> _Work required_
In your copy, leave out the pictures and repeat the entries below exactly.

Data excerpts
=======

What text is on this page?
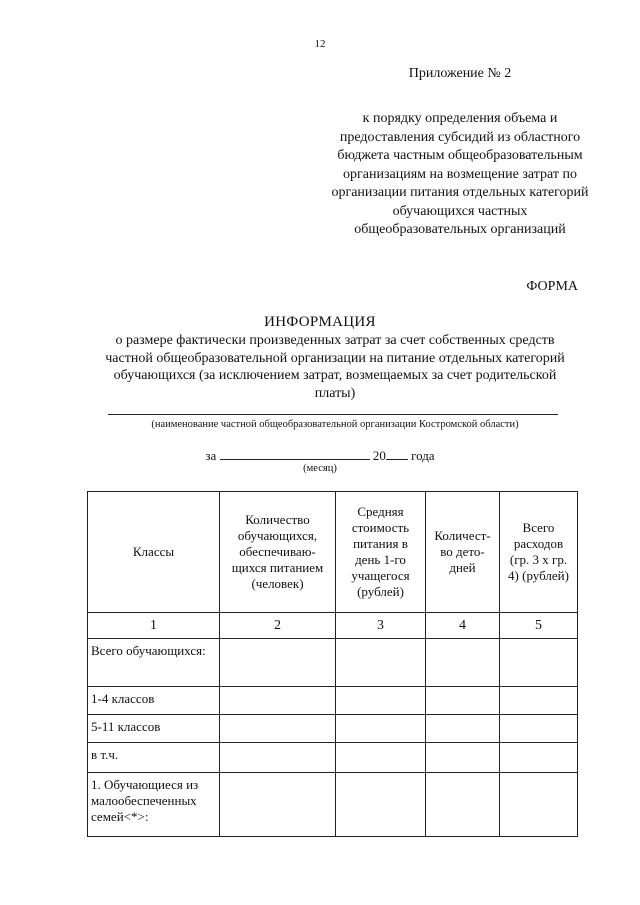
12
Приложение № 2
к порядку определения объема и предоставления субсидий из областного бюджета частным общеобразовательным организациям на возмещение затрат по организации питания отдельных категорий обучающихся частных общеобразовательных организаций
ФОРМА
ИНФОРМАЦИЯ
о размере фактически произведенных затрат за счет собственных средств частной общеобразовательной организации на питание отдельных категорий обучающихся (за исключением затрат, возмещаемых за счет родительской платы)
(наименование частной общеобразовательной организации Костромской области)
за	20 года
(месяц)
Классы	Количество обучающихся, обеспечиваю-щихся питанием (человек)	Средняя стоимость питания в день 1-го учащегося (рублей)	Количест-во дето-дней	Всего расходов (гр. 3 х гр. 4) (рублей)
1	2	3	4	5
Всего обучающихся:				
1-4 классов				
5-11 классов				
в т.ч.				
1. Обучающиеся из малообеспеченных семей<*>:				
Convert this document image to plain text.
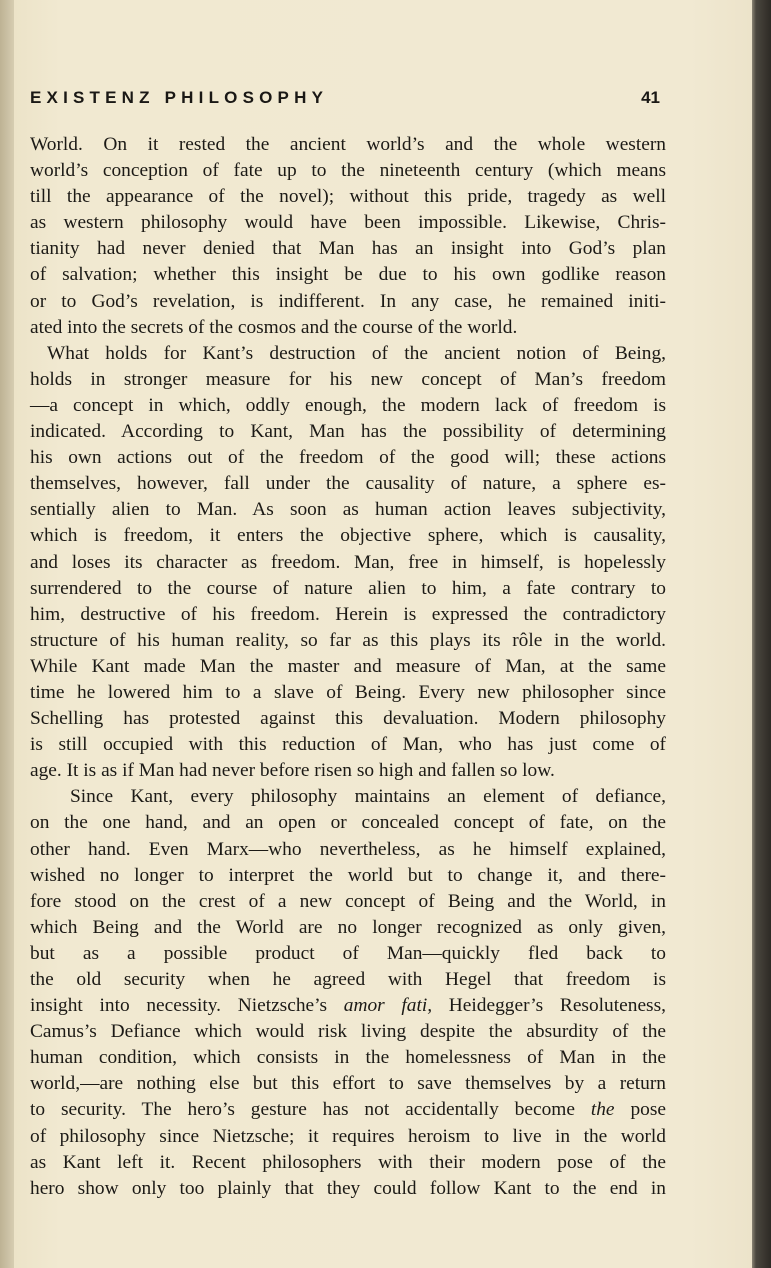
EXISTENZ PHILOSOPHY	41
World. On it rested the ancient world’s and the whole western
world’s conception of fate up to the nineteenth century (which means
till the appearance of the novel); without this pride, tragedy as well
as western philosophy would have been impossible. Likewise, Chris-
tianity had never denied that Man has an insight into God’s plan
of salvation; whether this insight be due to his own godlike reason
or to God’s revelation, is indifferent. In any case, he remained initi-
ated into the secrets of the cosmos and the course of the world.
What holds for Kant’s destruction of the ancient notion of Being,
holds in stronger measure for his new concept of Man’s freedom
—a concept in which, oddly enough, the modern lack of freedom is
indicated. According to Kant, Man has the possibility of determining
his own actions out of the freedom of the good will; these actions
themselves, however, fall under the causality of nature, a sphere es-
sentially alien to Man. As soon as human action leaves subjectivity,
which is freedom, it enters the objective sphere, which is causality,
and loses its character as freedom. Man, free in himself, is hopelessly
surrendered to the course of nature alien to him, a fate contrary to
him, destructive of his freedom. Herein is expressed the contradictory
structure of his human reality, so far as this plays its rôle in the world.
While Kant made Man the master and measure of Man, at the same
time he lowered him to a slave of Being. Every new philosopher since
Schelling has protested against this devaluation. Modern philosophy
is still occupied with this reduction of Man, who has just come of
age. It is as if Man had never before risen so high and fallen so low.
Since Kant, every philosophy maintains an element of defiance,
on the one hand, and an open or concealed concept of fate, on the
other hand. Even Marx—who nevertheless, as he himself explained,
wished no longer to interpret the world but to change it, and there-
fore stood on the crest of a new concept of Being and the World, in
which Being and the World are no longer recognized as only given,
but as a possible product of Man—quickly fled back to
the old security when he agreed with Hegel that freedom is
insight into necessity. Nietzsche’s amor fati, Heidegger’s Resoluteness,
Camus’s Defiance which would risk living despite the absurdity of the
human condition, which consists in the homelessness of Man in the
world,—are nothing else but this effort to save themselves by a return
to security. The hero’s gesture has not accidentally become the pose
of philosophy since Nietzsche; it requires heroism to live in the world
as Kant left it. Recent philosophers with their modern pose of the
hero show only too plainly that they could follow Kant to the end in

=======

> _Answer to this exercise_
What text is on this page?
12
Приложение № 2
к порядку определения объема и предоставления субсидий из областного бюджета частным общеобразовательным организациям на возмещение затрат по организации питания отдельных категорий обучающихся частных общеобразовательных организаций
ФОРМА
ИНФОРМАЦИЯ
о размере фактически произведенных затрат за счет собственных средств частной общеобразовательной организации на питание отдельных категорий обучающихся (за исключением затрат, возмещаемых за счет родительской платы)
(наименование частной общеобразовательной организации Костромской области)
за	20 года
(месяц)
Классы	Количество обучающихся, обеспечиваю-щихся питанием (человек)	Средняя стоимость питания в день 1-го учащегося (рублей)	Количест-во дето-дней	Всего расходов (гр. 3 х гр. 4) (рублей)
1	2	3	4	5
Всего обучающихся:				
1-4 классов				
5-11 классов				
в т.ч.				
1. Обучающиеся из малообеспеченных семей<*>:				
Convert this document image to plain text.
EXISTENZ PHILOSOPHY	41
World. On it rested the ancient world’s and the whole western
world’s conception of fate up to the nineteenth century (which means
till the appearance of the novel); without this pride, tragedy as well
as western philosophy would have been impossible. Likewise, Chris-
tianity had never denied that Man has an insight into God’s plan
of salvation; whether this insight be due to his own godlike reason
or to God’s revelation, is indifferent. In any case, he remained initi-
ated into the secrets of the cosmos and the course of the world.
What holds for Kant’s destruction of the ancient notion of Being,
holds in stronger measure for his new concept of Man’s freedom
—a concept in which, oddly enough, the modern lack of freedom is
indicated. According to Kant, Man has the possibility of determining
his own actions out of the freedom of the good will; these actions
themselves, however, fall under the causality of nature, a sphere es-
sentially alien to Man. As soon as human action leaves subjectivity,
which is freedom, it enters the objective sphere, which is causality,
and loses its character as freedom. Man, free in himself, is hopelessly
surrendered to the course of nature alien to him, a fate contrary to
him, destructive of his freedom. Herein is expressed the contradictory
structure of his human reality, so far as this plays its rôle in the world.
While Kant made Man the master and measure of Man, at the same
time he lowered him to a slave of Being. Every new philosopher since
Schelling has protested against this devaluation. Modern philosophy
is still occupied with this reduction of Man, who has just come of
age. It is as if Man had never before risen so high and fallen so low.
Since Kant, every philosophy maintains an element of defiance,
on the one hand, and an open or concealed concept of fate, on the
other hand. Even Marx—who nevertheless, as he himself explained,
wished no longer to interpret the world but to change it, and there-
fore stood on the crest of a new concept of Being and the World, in
which Being and the World are no longer recognized as only given,
but as a possible product of Man—quickly fled back to
the old security when he agreed with Hegel that freedom is
insight into necessity. Nietzsche’s amor fati, Heidegger’s Resoluteness,
Camus’s Defiance which would risk living despite the absurdity of the
human condition, which consists in the homelessness of Man in the
world,—are nothing else but this effort to save themselves by a return
to security. The hero’s gesture has not accidentally become the pose
of philosophy since Nietzsche; it requires heroism to live in the world
as Kant left it. Recent philosophers with their modern pose of the
hero show only too plainly that they could follow Kant to the end in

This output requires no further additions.